### AIM
All of the listing below must be repeated word for word. Pictures are the only thing to omit.

### DATA SHOWN
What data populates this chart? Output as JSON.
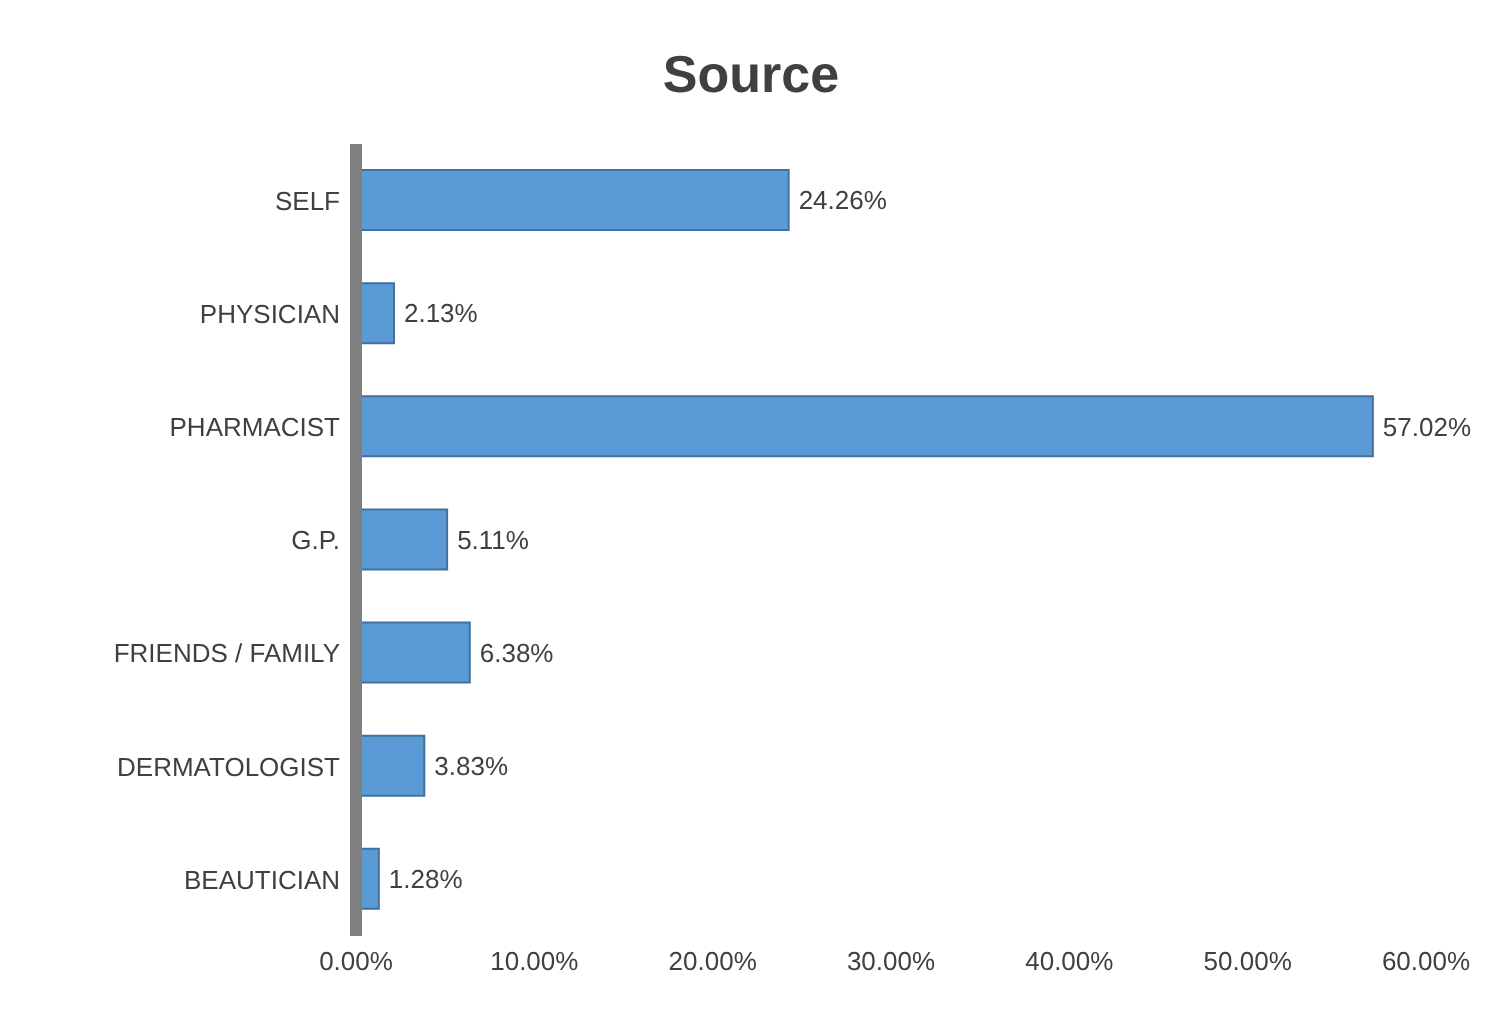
{
  "chart_data": {
    "type": "bar",
    "orientation": "horizontal",
    "title": "Source",
    "categories": [
      "SELF",
      "PHYSICIAN",
      "PHARMACIST",
      "G.P.",
      "FRIENDS / FAMILY",
      "DERMATOLOGIST",
      "BEAUTICIAN"
    ],
    "values": [
      24.26,
      2.13,
      57.02,
      5.11,
      6.38,
      3.83,
      1.28
    ],
    "value_labels": [
      "24.26%",
      "2.13%",
      "57.02%",
      "5.11%",
      "6.38%",
      "3.83%",
      "1.28%"
    ],
    "color": "#5b9bd5",
    "xlim": [
      0,
      60
    ],
    "xticks": [
      {
        "value": 0,
        "label": "0.00%"
      },
      {
        "value": 10,
        "label": "10.00%"
      },
      {
        "value": 20,
        "label": "20.00%"
      },
      {
        "value": 30,
        "label": "30.00%"
      },
      {
        "value": 40,
        "label": "40.00%"
      },
      {
        "value": 50,
        "label": "50.00%"
      },
      {
        "value": 60,
        "label": "60.00%"
      }
    ]
  }
}
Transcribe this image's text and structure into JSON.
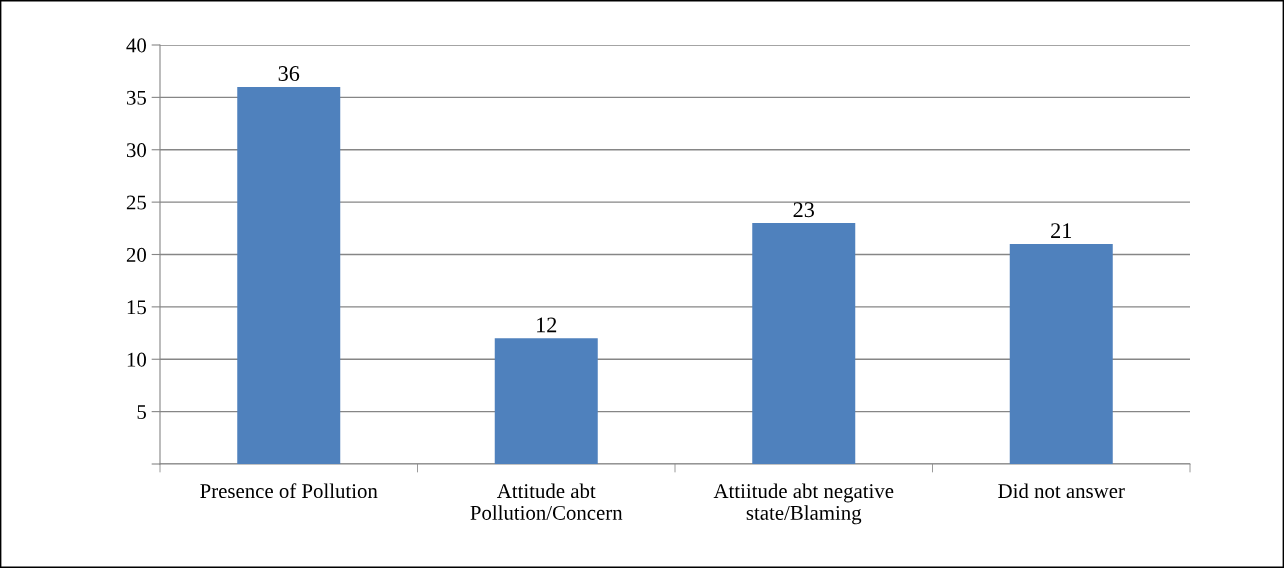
{
  "chart_data": {
    "type": "bar",
    "categories": [
      "Presence of Pollution",
      "Attitude abt\nPollution/Concern",
      "Attiitude abt negative\nstate/Blaming",
      "Did not answer"
    ],
    "values": [
      36,
      12,
      23,
      21
    ],
    "color": "#4f81bd",
    "ylim": [
      0,
      40
    ],
    "yticks": [
      {
        "value": 0,
        "label": null
      },
      5,
      10,
      15,
      20,
      25,
      30,
      35,
      40
    ],
    "grid": "y",
    "data_labels": true,
    "legend": false
  }
}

### RESPONSE FOR THIS EXERCISE
What data populates this chart? Output as JSON.
{
  "chart_data": {
    "type": "bar",
    "orientation": "horizontal",
    "title": "Source",
    "categories": [
      "SELF",
      "PHYSICIAN",
      "PHARMACIST",
      "G.P.",
      "FRIENDS / FAMILY",
      "DERMATOLOGIST",
      "BEAUTICIAN"
    ],
    "values": [
      24.26,
      2.13,
      57.02,
      5.11,
      6.38,
      3.83,
      1.28
    ],
    "value_labels": [
      "24.26%",
      "2.13%",
      "57.02%",
      "5.11%",
      "6.38%",
      "3.83%",
      "1.28%"
    ],
    "color": "#5b9bd5",
    "xlim": [
      0,
      60
    ],
    "xticks": [
      {
        "value": 0,
        "label": "0.00%"
      },
      {
        "value": 10,
        "label": "10.00%"
      },
      {
        "value": 20,
        "label": "20.00%"
      },
      {
        "value": 30,
        "label": "30.00%"
      },
      {
        "value": 40,
        "label": "40.00%"
      },
      {
        "value": 50,
        "label": "50.00%"
      },
      {
        "value": 60,
        "label": "60.00%"
      }
    ]
  }
}
Transcribe this image's text and structure into JSON.
{
  "chart_data": {
    "type": "bar",
    "categories": [
      "Presence of Pollution",
      "Attitude abt\nPollution/Concern",
      "Attiitude abt negative\nstate/Blaming",
      "Did not answer"
    ],
    "values": [
      36,
      12,
      23,
      21
    ],
    "color": "#4f81bd",
    "ylim": [
      0,
      40
    ],
    "yticks": [
      {
        "value": 0,
        "label": null
      },
      5,
      10,
      15,
      20,
      25,
      30,
      35,
      40
    ],
    "grid": "y",
    "data_labels": true,
    "legend": false
  }
}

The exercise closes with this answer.